CHALLENGE
What is the number of lines in the entries below that include the word "contain"? Provide the number only.

DATA RECORDS
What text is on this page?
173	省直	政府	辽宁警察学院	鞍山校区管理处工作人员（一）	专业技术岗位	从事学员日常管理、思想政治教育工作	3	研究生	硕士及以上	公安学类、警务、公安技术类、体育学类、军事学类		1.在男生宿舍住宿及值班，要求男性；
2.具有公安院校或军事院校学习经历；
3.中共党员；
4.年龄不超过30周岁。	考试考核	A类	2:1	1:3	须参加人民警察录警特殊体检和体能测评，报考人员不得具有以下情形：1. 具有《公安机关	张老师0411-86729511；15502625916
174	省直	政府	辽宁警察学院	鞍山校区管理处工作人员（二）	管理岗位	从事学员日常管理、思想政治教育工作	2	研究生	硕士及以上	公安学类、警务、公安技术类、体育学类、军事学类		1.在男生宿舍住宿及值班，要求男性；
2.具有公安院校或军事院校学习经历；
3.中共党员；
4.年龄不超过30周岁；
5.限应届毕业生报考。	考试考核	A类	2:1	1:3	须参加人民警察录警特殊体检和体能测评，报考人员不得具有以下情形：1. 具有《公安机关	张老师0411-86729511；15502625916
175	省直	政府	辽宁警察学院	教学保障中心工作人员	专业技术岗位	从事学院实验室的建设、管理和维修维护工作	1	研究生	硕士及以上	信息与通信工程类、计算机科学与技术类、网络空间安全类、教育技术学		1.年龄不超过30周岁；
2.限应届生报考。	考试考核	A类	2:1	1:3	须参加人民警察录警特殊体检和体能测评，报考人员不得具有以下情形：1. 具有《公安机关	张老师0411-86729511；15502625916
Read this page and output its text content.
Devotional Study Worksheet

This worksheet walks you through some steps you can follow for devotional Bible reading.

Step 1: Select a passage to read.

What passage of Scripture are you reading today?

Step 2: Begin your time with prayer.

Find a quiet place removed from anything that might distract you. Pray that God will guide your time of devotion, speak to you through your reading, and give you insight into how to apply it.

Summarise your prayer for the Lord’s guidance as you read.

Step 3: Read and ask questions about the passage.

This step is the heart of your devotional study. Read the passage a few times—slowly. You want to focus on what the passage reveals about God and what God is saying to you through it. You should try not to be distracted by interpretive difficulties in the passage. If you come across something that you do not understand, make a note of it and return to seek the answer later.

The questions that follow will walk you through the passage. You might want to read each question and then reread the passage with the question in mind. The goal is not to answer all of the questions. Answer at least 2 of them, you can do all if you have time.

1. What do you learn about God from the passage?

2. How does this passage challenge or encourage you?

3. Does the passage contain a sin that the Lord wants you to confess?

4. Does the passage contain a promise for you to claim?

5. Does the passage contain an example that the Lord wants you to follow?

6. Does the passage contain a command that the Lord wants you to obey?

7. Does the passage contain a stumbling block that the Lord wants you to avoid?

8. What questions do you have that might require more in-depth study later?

EXPECTED OUTPUT
5